(Dataset records)

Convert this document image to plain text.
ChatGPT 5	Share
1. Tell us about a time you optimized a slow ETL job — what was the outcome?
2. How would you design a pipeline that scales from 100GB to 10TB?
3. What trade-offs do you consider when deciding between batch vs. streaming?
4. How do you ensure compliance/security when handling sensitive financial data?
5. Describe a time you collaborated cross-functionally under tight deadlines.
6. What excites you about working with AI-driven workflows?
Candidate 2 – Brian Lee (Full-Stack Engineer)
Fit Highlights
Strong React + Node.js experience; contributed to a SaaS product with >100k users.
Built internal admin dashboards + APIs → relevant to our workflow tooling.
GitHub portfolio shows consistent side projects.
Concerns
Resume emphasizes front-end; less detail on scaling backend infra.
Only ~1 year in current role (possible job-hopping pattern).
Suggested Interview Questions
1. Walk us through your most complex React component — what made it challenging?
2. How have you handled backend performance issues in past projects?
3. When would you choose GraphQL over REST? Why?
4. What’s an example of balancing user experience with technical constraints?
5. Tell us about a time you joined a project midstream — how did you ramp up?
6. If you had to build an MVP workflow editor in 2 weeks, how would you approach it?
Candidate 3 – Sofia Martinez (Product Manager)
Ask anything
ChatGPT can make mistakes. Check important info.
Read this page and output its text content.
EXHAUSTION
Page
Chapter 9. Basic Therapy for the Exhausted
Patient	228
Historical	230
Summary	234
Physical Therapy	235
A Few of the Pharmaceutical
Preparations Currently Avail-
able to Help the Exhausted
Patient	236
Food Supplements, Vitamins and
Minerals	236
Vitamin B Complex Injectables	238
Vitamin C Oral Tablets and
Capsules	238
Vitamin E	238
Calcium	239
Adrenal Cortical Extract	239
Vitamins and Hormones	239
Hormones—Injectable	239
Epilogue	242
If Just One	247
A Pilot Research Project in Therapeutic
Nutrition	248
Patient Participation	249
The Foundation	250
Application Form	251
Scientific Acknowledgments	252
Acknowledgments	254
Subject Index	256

> _DIRECTION_: The whole listing above needs to be written out again exactly.

> _RESULT OF THE TASK_:
Convert this document image to plain text.
ChatGPT 5	Share
1. Tell us about a time you optimized a slow ETL job — what was the outcome?
2. How would you design a pipeline that scales from 100GB to 10TB?
3. What trade-offs do you consider when deciding between batch vs. streaming?
4. How do you ensure compliance/security when handling sensitive financial data?
5. Describe a time you collaborated cross-functionally under tight deadlines.
6. What excites you about working with AI-driven workflows?
Candidate 2 – Brian Lee (Full-Stack Engineer)
Fit Highlights
Strong React + Node.js experience; contributed to a SaaS product with >100k users.
Built internal admin dashboards + APIs → relevant to our workflow tooling.
GitHub portfolio shows consistent side projects.
Concerns
Resume emphasizes front-end; less detail on scaling backend infra.
Only ~1 year in current role (possible job-hopping pattern).
Suggested Interview Questions
1. Walk us through your most complex React component — what made it challenging?
2. How have you handled backend performance issues in past projects?
3. When would you choose GraphQL over REST? Why?
4. What’s an example of balancing user experience with technical constraints?
5. Tell us about a time you joined a project midstream — how did you ramp up?
6. If you had to build an MVP workflow editor in 2 weeks, how would you approach it?
Candidate 3 – Sofia Martinez (Product Manager)
Ask anything
ChatGPT can make mistakes. Check important info.
Read this page and output its text content.
EXHAUSTION
Page
Chapter 9. Basic Therapy for the Exhausted
Patient	228
Historical	230
Summary	234
Physical Therapy	235
A Few of the Pharmaceutical
Preparations Currently Avail-
able to Help the Exhausted
Patient	236
Food Supplements, Vitamins and
Minerals	236
Vitamin B Complex Injectables	238
Vitamin C Oral Tablets and
Capsules	238
Vitamin E	238
Calcium	239
Adrenal Cortical Extract	239
Vitamins and Hormones	239
Hormones—Injectable	239
Epilogue	242
If Just One	247
A Pilot Research Project in Therapeutic
Nutrition	248
Patient Participation	249
The Foundation	250
Application Form	251
Scientific Acknowledgments	252
Acknowledgments	254
Subject Index	256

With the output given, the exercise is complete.